* **YOUR GOAL**: Reproduce, line for line, everything in the records below from the line containing "code-line[interactable]: call create_string value" down to the line containing "info-icon[interactable] <box>391 3".
[BEGIN DATA SHOWN]
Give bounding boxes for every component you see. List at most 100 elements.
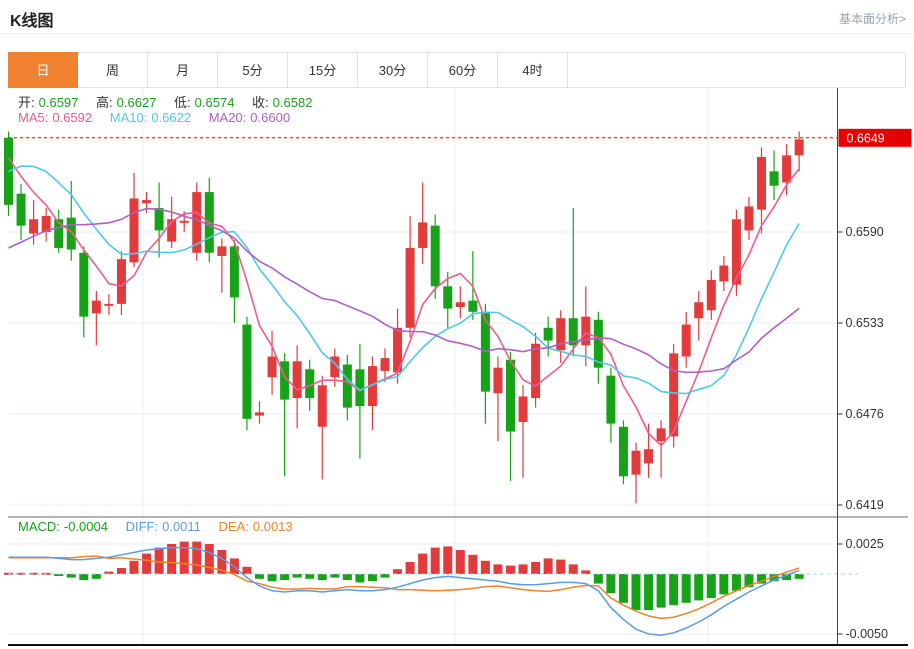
candle [455, 302, 465, 308]
candle [631, 450, 641, 475]
macd-bar [631, 574, 641, 610]
ma-lines [8, 207, 800, 374]
open-label: 开: [18, 95, 35, 110]
candle [430, 225, 440, 287]
macd-bar [681, 574, 691, 603]
macd-bar [330, 574, 340, 578]
low-label: 低: [174, 95, 191, 110]
macd-bar [606, 574, 616, 594]
close-value: 0.6582 [272, 95, 313, 110]
candle [518, 396, 528, 422]
candle [342, 364, 352, 408]
macd-value: -0.0004 [63, 519, 108, 534]
candle [79, 252, 89, 317]
macd-lines [8, 546, 800, 636]
candle [694, 302, 704, 319]
candle [179, 220, 189, 223]
candle [317, 385, 327, 427]
macd-bar [79, 574, 89, 580]
macd-bar [480, 560, 490, 574]
ma10-value: 0.6622 [151, 110, 192, 125]
candle [116, 259, 126, 304]
macd-bar [644, 574, 654, 610]
candle [16, 193, 26, 226]
macd-bar [568, 564, 578, 574]
dea-value: 0.0013 [252, 519, 293, 534]
ma5-label: MA5: [18, 110, 49, 125]
macd-bar [794, 574, 804, 579]
ma10-label: MA10: [109, 110, 148, 125]
macd-bar [581, 570, 591, 574]
axis-tick-label: 0.6419 [846, 498, 884, 512]
macd-bar [418, 553, 428, 574]
ma-lines [7, 157, 800, 447]
macd-bar [556, 559, 566, 574]
macd-bar [317, 574, 327, 580]
dea-label: DEA: [218, 519, 249, 534]
axis-tick-label: -0.0050 [846, 627, 888, 641]
macd-bar [204, 544, 214, 574]
dea-line [8, 555, 800, 620]
macd-bar [355, 574, 365, 583]
macd-bar [380, 574, 390, 578]
candle [405, 247, 415, 328]
candle [731, 219, 741, 285]
candle [29, 219, 39, 234]
candle [769, 171, 779, 186]
macd-bar [367, 574, 377, 582]
candle [543, 327, 553, 341]
close-label: 收: [252, 95, 269, 110]
current-price-value: 0.6649 [847, 131, 885, 145]
macd-bar [91, 574, 101, 579]
candle [506, 359, 515, 432]
candle [706, 279, 716, 311]
ma20-label: MA20: [208, 110, 247, 125]
diff-line [8, 546, 800, 636]
macd-bar [116, 568, 126, 574]
ma20-line [8, 207, 800, 374]
candle [91, 300, 101, 314]
high-value: 0.6627 [116, 95, 157, 110]
ma20-value: 0.6600 [250, 110, 291, 125]
diff-label: DIFF: [125, 519, 159, 534]
candle [255, 412, 264, 416]
low-value: 0.6574 [194, 95, 235, 110]
candle [142, 200, 152, 204]
macd-bar [731, 574, 741, 591]
macd-bar [393, 569, 403, 574]
high-label: 高: [96, 95, 113, 110]
macd-bar [179, 541, 189, 574]
macd-bar [706, 574, 716, 598]
macd-bar [242, 566, 252, 574]
candle [606, 375, 616, 424]
kline-page: { "header": { "title": "K线图", "link_labe… [0, 0, 914, 649]
macd-bar [443, 546, 453, 574]
macd-bar [669, 574, 679, 606]
candle [656, 428, 666, 442]
diff-value: 0.0011 [162, 519, 201, 534]
macd-bar [66, 574, 76, 578]
ma5-line [7, 157, 800, 447]
macd-bar [468, 554, 478, 574]
ma-lines [8, 165, 800, 395]
macd-legend: MACD: -0.0004 DIFF: 0.0011 DEA: 0.0013 [18, 519, 297, 534]
ma5-value: 0.6592 [52, 110, 93, 125]
candle [443, 286, 453, 309]
candle [292, 361, 302, 399]
macd-label: MACD: [18, 519, 60, 534]
candle [380, 358, 390, 371]
current-price-label: 0.6649 [838, 128, 912, 147]
candles-layer [4, 131, 804, 504]
macd-bar [719, 574, 729, 595]
candle [217, 246, 227, 256]
candle [418, 222, 428, 248]
candle [242, 324, 252, 419]
candle [468, 300, 478, 312]
macd-bar [656, 574, 666, 608]
macd-bar [531, 562, 541, 574]
macd-bar [342, 574, 352, 580]
candle [267, 356, 277, 378]
macd-bar [267, 574, 277, 582]
open-value: 0.6597 [38, 95, 79, 110]
candle [794, 139, 804, 156]
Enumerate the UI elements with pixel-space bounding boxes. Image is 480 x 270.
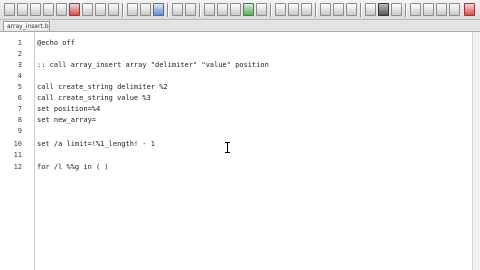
code-line[interactable]: call create_string value %3 <box>37 94 151 103</box>
line-number: 4 <box>17 72 22 80</box>
terminal-icon[interactable] <box>378 3 389 16</box>
line-number: 3 <box>17 61 22 69</box>
line-number: 6 <box>17 94 22 102</box>
code-line[interactable]: :: call array_insert array "delimiter" "… <box>37 61 269 70</box>
goto-icon[interactable] <box>185 3 196 16</box>
tab-bar: array_insert.bat <box>0 20 480 32</box>
tab-file[interactable]: array_insert.bat <box>3 21 50 31</box>
about-icon[interactable] <box>423 3 434 16</box>
close-icon[interactable] <box>464 3 475 16</box>
run-icon[interactable] <box>301 3 312 16</box>
code-line[interactable]: set new_array= <box>37 116 96 125</box>
toolbar-separator <box>405 3 407 17</box>
minimize-icon[interactable] <box>449 3 460 16</box>
line-number-gutter: 1 2 3 4 5 6 7 8 9 10 11 12 <box>0 32 35 270</box>
info-icon[interactable] <box>391 3 402 16</box>
options-icon[interactable] <box>436 3 447 16</box>
mouse-ibeam-cursor <box>225 142 230 153</box>
code-line[interactable]: set position=%4 <box>37 105 100 114</box>
code-line[interactable]: for /l %%g in ( ) <box>37 163 109 172</box>
line-number: 1 <box>17 39 22 47</box>
toolbar-separator <box>270 3 272 17</box>
toolbar-separator <box>360 3 362 17</box>
macro-play-icon[interactable] <box>288 3 299 16</box>
vertical-scrollbar[interactable] <box>472 32 480 270</box>
indent-icon[interactable] <box>256 3 267 16</box>
cut-icon[interactable] <box>82 3 93 16</box>
toolbar-separator <box>167 3 169 17</box>
macro-record-icon[interactable] <box>275 3 286 16</box>
line-number: 2 <box>17 50 22 58</box>
toolbar-separator <box>199 3 201 17</box>
window-icon[interactable] <box>365 3 376 16</box>
paste-icon[interactable] <box>108 3 119 16</box>
wrap-icon[interactable] <box>243 3 254 16</box>
save-all-icon[interactable] <box>43 3 54 16</box>
save-file-icon[interactable] <box>30 3 41 16</box>
code-editor[interactable]: @echo off :: call array_insert array "de… <box>37 32 472 270</box>
line-number: 11 <box>13 151 22 159</box>
line-number: 10 <box>13 140 22 148</box>
code-line[interactable]: call create_string delimiter %2 <box>37 83 168 92</box>
copy-icon[interactable] <box>95 3 106 16</box>
toolbar-separator <box>122 3 124 17</box>
code-line[interactable]: @echo off <box>37 39 75 48</box>
line-number: 12 <box>13 163 22 171</box>
line-number: 8 <box>17 116 22 124</box>
redo-icon[interactable] <box>140 3 151 16</box>
line-number: 7 <box>17 105 22 113</box>
view-icon[interactable] <box>346 3 357 16</box>
help-icon[interactable] <box>410 3 421 16</box>
find-icon[interactable] <box>153 3 164 16</box>
toolbar-separator <box>315 3 317 17</box>
tools-icon[interactable] <box>333 3 344 16</box>
zoom-out-icon[interactable] <box>230 3 241 16</box>
settings-icon[interactable] <box>320 3 331 16</box>
toolbar <box>0 0 480 20</box>
close-file-icon[interactable] <box>56 3 67 16</box>
undo-icon[interactable] <box>127 3 138 16</box>
line-number: 9 <box>17 127 22 135</box>
replace-icon[interactable] <box>172 3 183 16</box>
line-number: 5 <box>17 83 22 91</box>
new-file-icon[interactable] <box>4 3 15 16</box>
bookmark-icon[interactable] <box>204 3 215 16</box>
open-file-icon[interactable] <box>17 3 28 16</box>
code-line[interactable]: set /a limit=!%1_length! - 1 <box>37 140 155 149</box>
zoom-in-icon[interactable] <box>217 3 228 16</box>
print-icon[interactable] <box>69 3 80 16</box>
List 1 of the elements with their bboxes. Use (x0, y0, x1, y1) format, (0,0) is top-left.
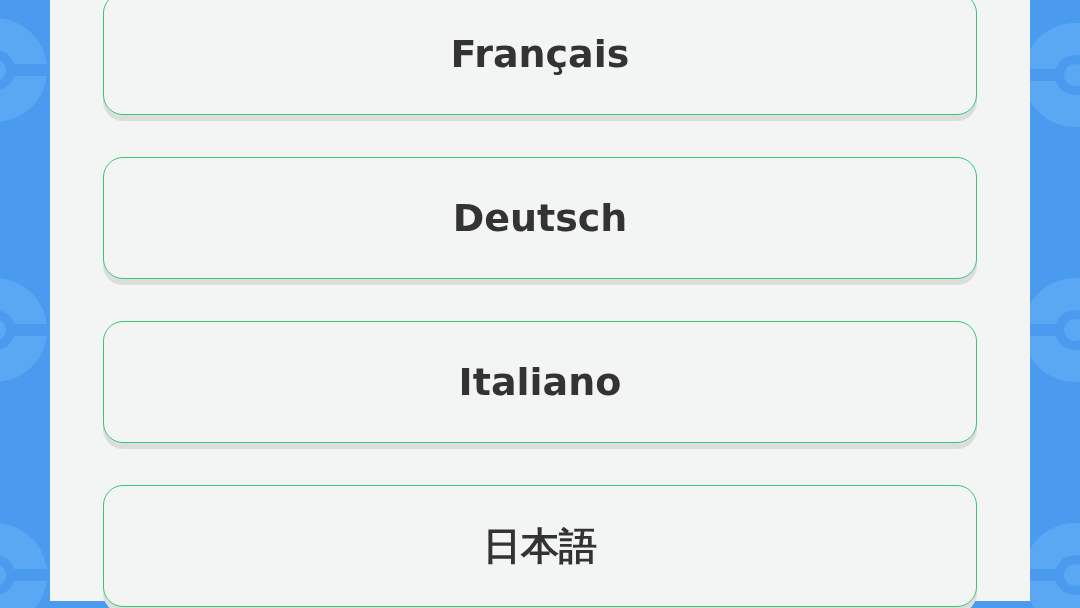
[END DATA SHOWN]
* **SOLUTION TO THE PROBLEM**:
code-line[interactable]: call create_string value %3 <box>37 94 151 103</box>
line-number: 4 <box>17 72 22 80</box>
terminal-icon[interactable] <box>378 3 389 16</box>
line-number: 3 <box>17 61 22 69</box>
line-number: 6 <box>17 94 22 102</box>
code-line[interactable]: :: call array_insert array "delimiter" "… <box>37 61 269 70</box>
goto-icon[interactable] <box>185 3 196 16</box>
tab-bar: array_insert.bat <box>0 20 480 32</box>
tab-file[interactable]: array_insert.bat <box>3 21 50 31</box>
about-icon[interactable] <box>423 3 434 16</box>
close-icon[interactable] <box>464 3 475 16</box>
run-icon[interactable] <box>301 3 312 16</box>
code-line[interactable]: set new_array= <box>37 116 96 125</box>
toolbar-separator <box>405 3 407 17</box>
minimize-icon[interactable] <box>449 3 460 16</box>
line-number-gutter: 1 2 3 4 5 6 7 8 9 10 11 12 <box>0 32 35 270</box>
info-icon[interactable] <box>391 3 402 16</box>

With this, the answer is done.